--- START THE DATA ---
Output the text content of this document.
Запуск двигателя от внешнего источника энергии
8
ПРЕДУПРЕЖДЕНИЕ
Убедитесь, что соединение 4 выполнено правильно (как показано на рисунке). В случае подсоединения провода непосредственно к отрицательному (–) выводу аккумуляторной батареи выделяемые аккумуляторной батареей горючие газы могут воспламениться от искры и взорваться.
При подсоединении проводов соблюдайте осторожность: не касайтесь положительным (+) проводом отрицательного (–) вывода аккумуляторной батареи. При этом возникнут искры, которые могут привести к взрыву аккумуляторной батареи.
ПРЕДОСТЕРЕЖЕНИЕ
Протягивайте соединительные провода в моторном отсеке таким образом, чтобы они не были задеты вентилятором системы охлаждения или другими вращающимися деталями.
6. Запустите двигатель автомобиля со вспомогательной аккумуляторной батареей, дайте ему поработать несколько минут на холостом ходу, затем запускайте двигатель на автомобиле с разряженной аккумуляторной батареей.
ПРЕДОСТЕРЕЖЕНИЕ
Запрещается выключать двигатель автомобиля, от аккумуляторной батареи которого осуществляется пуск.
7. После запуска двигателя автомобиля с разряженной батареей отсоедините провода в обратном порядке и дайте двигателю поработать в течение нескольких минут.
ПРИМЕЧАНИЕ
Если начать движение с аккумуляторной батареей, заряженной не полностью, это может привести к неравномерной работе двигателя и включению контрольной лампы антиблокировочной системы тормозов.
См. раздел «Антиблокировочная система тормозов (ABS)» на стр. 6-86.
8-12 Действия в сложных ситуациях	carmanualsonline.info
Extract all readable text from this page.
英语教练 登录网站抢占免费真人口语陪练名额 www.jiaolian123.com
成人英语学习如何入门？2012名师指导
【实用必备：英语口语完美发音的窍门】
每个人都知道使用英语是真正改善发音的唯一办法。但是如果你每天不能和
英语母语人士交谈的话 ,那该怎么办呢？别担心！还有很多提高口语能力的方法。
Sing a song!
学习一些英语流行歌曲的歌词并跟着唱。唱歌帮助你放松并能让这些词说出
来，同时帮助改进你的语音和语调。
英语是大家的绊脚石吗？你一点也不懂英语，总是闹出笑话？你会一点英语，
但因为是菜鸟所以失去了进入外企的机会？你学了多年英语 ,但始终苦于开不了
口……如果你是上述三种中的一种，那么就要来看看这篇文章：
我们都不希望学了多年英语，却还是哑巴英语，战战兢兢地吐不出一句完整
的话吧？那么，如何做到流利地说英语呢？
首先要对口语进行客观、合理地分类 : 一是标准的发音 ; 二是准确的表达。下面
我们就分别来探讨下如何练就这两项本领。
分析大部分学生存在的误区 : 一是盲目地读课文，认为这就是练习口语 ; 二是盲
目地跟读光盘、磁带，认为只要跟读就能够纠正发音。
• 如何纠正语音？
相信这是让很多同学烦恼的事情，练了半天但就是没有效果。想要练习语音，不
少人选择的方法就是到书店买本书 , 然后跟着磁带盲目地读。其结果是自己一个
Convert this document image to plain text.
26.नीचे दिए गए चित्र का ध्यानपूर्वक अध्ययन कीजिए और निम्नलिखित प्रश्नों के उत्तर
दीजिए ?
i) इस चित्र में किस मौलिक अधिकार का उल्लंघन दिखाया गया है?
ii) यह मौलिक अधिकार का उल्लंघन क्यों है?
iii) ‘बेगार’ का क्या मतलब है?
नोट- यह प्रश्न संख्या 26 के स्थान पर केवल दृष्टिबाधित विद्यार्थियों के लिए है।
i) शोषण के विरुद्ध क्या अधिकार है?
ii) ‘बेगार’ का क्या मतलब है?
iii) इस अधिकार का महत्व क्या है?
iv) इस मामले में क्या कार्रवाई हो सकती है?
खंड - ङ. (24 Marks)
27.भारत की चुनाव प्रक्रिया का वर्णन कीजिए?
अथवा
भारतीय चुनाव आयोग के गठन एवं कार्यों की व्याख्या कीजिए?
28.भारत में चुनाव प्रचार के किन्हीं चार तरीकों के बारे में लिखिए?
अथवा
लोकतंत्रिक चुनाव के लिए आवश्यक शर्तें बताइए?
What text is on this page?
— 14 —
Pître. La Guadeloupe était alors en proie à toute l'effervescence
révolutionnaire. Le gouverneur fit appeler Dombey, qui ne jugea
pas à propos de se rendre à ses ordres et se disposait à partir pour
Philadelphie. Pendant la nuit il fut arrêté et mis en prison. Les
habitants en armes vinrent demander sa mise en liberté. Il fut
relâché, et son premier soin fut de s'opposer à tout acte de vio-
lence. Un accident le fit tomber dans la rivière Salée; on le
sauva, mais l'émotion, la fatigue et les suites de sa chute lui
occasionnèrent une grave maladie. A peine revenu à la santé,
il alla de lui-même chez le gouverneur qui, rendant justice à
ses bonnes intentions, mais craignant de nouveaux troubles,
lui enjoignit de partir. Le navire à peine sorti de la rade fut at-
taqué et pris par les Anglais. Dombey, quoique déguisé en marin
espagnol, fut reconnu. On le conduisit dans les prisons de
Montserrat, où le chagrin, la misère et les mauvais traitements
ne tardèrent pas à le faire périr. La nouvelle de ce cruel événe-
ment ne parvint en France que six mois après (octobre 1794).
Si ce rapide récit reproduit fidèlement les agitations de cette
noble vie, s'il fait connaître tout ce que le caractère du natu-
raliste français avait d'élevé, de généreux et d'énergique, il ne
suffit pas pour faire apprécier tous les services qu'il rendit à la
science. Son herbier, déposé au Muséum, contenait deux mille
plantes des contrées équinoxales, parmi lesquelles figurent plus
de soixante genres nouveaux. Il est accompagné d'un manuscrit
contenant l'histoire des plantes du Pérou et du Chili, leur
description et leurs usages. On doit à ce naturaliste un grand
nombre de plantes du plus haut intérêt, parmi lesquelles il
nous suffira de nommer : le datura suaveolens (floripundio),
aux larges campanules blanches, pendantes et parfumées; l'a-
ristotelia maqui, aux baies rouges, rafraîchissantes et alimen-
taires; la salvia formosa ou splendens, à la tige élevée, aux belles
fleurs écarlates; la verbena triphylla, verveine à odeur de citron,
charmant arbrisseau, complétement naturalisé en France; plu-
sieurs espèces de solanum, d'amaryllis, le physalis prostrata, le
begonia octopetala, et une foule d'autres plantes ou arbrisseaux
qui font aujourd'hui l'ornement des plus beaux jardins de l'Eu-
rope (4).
--- END THE DATA ---
**WHAT TO DO**: Find every line with the word "faire" and state how many there are, with no other words.

**COMPLETE OUTPUT**: 2